(Instructions to follow): Copy out the entries exactly, from the first line to the last.

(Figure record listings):
● ● ● ●

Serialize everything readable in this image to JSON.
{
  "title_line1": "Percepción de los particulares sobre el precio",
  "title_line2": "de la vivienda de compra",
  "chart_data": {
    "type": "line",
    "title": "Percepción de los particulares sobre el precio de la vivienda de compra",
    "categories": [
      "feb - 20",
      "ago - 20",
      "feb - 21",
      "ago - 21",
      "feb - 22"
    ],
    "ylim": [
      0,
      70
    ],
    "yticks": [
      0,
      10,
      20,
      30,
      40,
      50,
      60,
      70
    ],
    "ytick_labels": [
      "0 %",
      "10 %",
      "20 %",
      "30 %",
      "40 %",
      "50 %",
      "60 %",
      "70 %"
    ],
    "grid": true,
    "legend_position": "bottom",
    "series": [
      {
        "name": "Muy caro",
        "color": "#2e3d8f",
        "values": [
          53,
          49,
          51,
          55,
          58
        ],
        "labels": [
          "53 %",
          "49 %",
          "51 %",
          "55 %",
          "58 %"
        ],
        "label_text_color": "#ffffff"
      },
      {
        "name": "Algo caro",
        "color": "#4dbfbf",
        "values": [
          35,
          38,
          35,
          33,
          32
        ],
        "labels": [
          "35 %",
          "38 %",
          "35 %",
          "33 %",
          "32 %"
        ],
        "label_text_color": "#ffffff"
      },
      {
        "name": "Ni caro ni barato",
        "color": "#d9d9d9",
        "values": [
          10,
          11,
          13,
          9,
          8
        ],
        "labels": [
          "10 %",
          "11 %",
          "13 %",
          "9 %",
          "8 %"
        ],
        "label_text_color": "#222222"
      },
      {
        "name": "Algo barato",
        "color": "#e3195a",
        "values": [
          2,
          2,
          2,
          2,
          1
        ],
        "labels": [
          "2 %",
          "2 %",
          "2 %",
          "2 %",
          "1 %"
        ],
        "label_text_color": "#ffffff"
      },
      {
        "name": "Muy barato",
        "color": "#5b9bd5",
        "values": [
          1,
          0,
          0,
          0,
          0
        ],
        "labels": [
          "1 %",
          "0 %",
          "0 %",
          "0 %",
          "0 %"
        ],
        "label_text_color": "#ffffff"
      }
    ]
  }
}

● ● ● ●

(Result):
Serialize everything readable in this image to JSON.
{
  "title_line1": "Percepción de los particulares sobre el precio",
  "title_line2": "de la vivienda de compra",
  "chart_data": {
    "type": "line",
    "title": "Percepción de los particulares sobre el precio de la vivienda de compra",
    "categories": [
      "feb - 20",
      "ago - 20",
      "feb - 21",
      "ago - 21",
      "feb - 22"
    ],
    "ylim": [
      0,
      70
    ],
    "yticks": [
      0,
      10,
      20,
      30,
      40,
      50,
      60,
      70
    ],
    "ytick_labels": [
      "0 %",
      "10 %",
      "20 %",
      "30 %",
      "40 %",
      "50 %",
      "60 %",
      "70 %"
    ],
    "grid": true,
    "legend_position": "bottom",
    "series": [
      {
        "name": "Muy caro",
        "color": "#2e3d8f",
        "values": [
          53,
          49,
          51,
          55,
          58
        ],
        "labels": [
          "53 %",
          "49 %",
          "51 %",
          "55 %",
          "58 %"
        ],
        "label_text_color": "#ffffff"
      },
      {
        "name": "Algo caro",
        "color": "#4dbfbf",
        "values": [
          35,
          38,
          35,
          33,
          32
        ],
        "labels": [
          "35 %",
          "38 %",
          "35 %",
          "33 %",
          "32 %"
        ],
        "label_text_color": "#ffffff"
      },
      {
        "name": "Ni caro ni barato",
        "color": "#d9d9d9",
        "values": [
          10,
          11,
          13,
          9,
          8
        ],
        "labels": [
          "10 %",
          "11 %",
          "13 %",
          "9 %",
          "8 %"
        ],
        "label_text_color": "#222222"
      },
      {
        "name": "Algo barato",
        "color": "#e3195a",
        "values": [
          2,
          2,
          2,
          2,
          1
        ],
        "labels": [
          "2 %",
          "2 %",
          "2 %",
          "2 %",
          "1 %"
        ],
        "label_text_color": "#ffffff"
      },
      {
        "name": "Muy barato",
        "color": "#5b9bd5",
        "values": [
          1,
          0,
          0,
          0,
          0
        ],
        "labels": [
          "1 %",
          "0 %",
          "0 %",
          "0 %",
          "0 %"
        ],
        "label_text_color": "#ffffff"
      }
    ]
  }
}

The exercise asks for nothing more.